[The problem]:
Nothing but the pictures should be left out when you copy the records exactly.

[Page transcription entries]
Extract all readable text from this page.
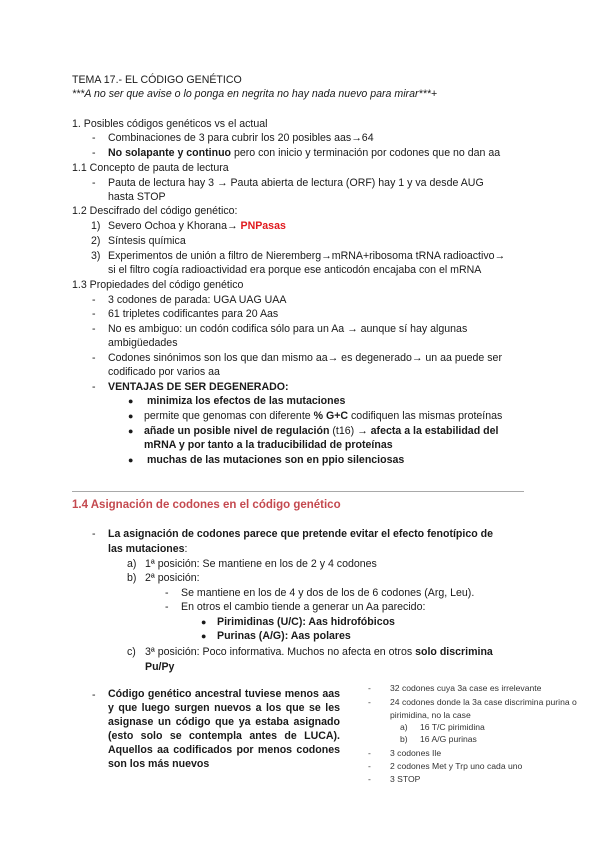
TEMA 17.- EL CÓDIGO GENÉTICO
***A no ser que avise o lo ponga en negrita no hay nada nuevo para mirar***+
1. Posibles códigos genéticos vs el actual
- Combinaciones de 3 para cubrir los 20 posibles aas→64
- No solapante y continuo pero con inicio y terminación por codones que no dan aa
1.1 Concepto de pauta de lectura
- Pauta de lectura hay 3 → Pauta abierta de lectura (ORF) hay 1 y va desde AUG
hasta STOP
1.2 Descifrado del código genético:
1) Severo Ochoa y Khorana→ PNPasas
2) Síntesis química
3) Experimentos de unión a filtro de Nieremberg→mRNA+ribosoma tRNA radioactivo→
si el filtro cogía radioactividad era porque ese anticodón encajaba con el mRNA
1.3 Propiedades del código genético
- 3 codones de parada: UGA UAG UAA
- 61 tripletes codificantes para 20 Aas
- No es ambiguo: un codón codifica sólo para un Aa → aunque sí hay algunas
ambigüedades
- Codones sinónimos son los que dan mismo aa→ es degenerado→ un aa puede ser
codificado por varios aa
- VENTAJAS DE SER DEGENERADO:
● minimiza los efectos de las mutaciones
● permite que genomas con diferente % G+C codifiquen las mismas proteínas
● añade un posible nivel de regulación (t16) → afecta a la estabilidad del
mRNA y por tanto a la traducibilidad de proteínas
● muchas de las mutaciones son en ppio silenciosas
1.4 Asignación de codones en el código genético
- La asignación de codones parece que pretende evitar el efecto fenotípico de
las mutaciones:
a) 1ª posición: Se mantiene en los de 2 y 4 codones
b) 2ª posición:
- Se mantiene en los de 4 y dos de los de 6 codones (Arg, Leu).
- En otros el cambio tiende a generar un Aa parecido:
● Pirimidinas (U/C): Aas hidrofóbicos
● Purinas (A/G): Aas polares
c) 3ª posición: Poco informativa. Muchos no afecta en otros solo discrimina
Pu/Py
- Código genético ancestral tuviese menos aas y que luego surgen nuevos a los que se les asignase un código que ya estaba asignado (esto solo se contempla antes de LUCA). Aquellos aa codificados por menos codones son los más nuevos
- 32 codones cuya 3a case es irrelevante
- 24 codones donde la 3a case discrimina purina o
pirimidina, no la case
a) 16 T/C pirimidina
b) 16 A/G purinas
- 3 codones Ile
- 2 codones Met y Trp uno cada uno
- 3 STOP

[Finished task]:
Extract all readable text from this page.
TEMA 17.- EL CÓDIGO GENÉTICO
***A no ser que avise o lo ponga en negrita no hay nada nuevo para mirar***+
1. Posibles códigos genéticos vs el actual
- Combinaciones de 3 para cubrir los 20 posibles aas→64
- No solapante y continuo pero con inicio y terminación por codones que no dan aa
1.1 Concepto de pauta de lectura
- Pauta de lectura hay 3 → Pauta abierta de lectura (ORF) hay 1 y va desde AUG
hasta STOP
1.2 Descifrado del código genético:
1) Severo Ochoa y Khorana→ PNPasas
2) Síntesis química
3) Experimentos de unión a filtro de Nieremberg→mRNA+ribosoma tRNA radioactivo→
si el filtro cogía radioactividad era porque ese anticodón encajaba con el mRNA
1.3 Propiedades del código genético
- 3 codones de parada: UGA UAG UAA
- 61 tripletes codificantes para 20 Aas
- No es ambiguo: un codón codifica sólo para un Aa → aunque sí hay algunas
ambigüedades
- Codones sinónimos son los que dan mismo aa→ es degenerado→ un aa puede ser
codificado por varios aa
- VENTAJAS DE SER DEGENERADO:
● minimiza los efectos de las mutaciones
● permite que genomas con diferente % G+C codifiquen las mismas proteínas
● añade un posible nivel de regulación (t16) → afecta a la estabilidad del
mRNA y por tanto a la traducibilidad de proteínas
● muchas de las mutaciones son en ppio silenciosas
1.4 Asignación de codones en el código genético
- La asignación de codones parece que pretende evitar el efecto fenotípico de
las mutaciones:
a) 1ª posición: Se mantiene en los de 2 y 4 codones
b) 2ª posición:
- Se mantiene en los de 4 y dos de los de 6 codones (Arg, Leu).
- En otros el cambio tiende a generar un Aa parecido:
● Pirimidinas (U/C): Aas hidrofóbicos
● Purinas (A/G): Aas polares
c) 3ª posición: Poco informativa. Muchos no afecta en otros solo discrimina
Pu/Py
- Código genético ancestral tuviese menos aas y que luego surgen nuevos a los que se les asignase un código que ya estaba asignado (esto solo se contempla antes de LUCA). Aquellos aa codificados por menos codones son los más nuevos
- 32 codones cuya 3a case es irrelevante
- 24 codones donde la 3a case discrimina purina o
pirimidina, no la case
a) 16 T/C pirimidina
b) 16 A/G purinas
- 3 codones Ile
- 2 codones Met y Trp uno cada uno
- 3 STOP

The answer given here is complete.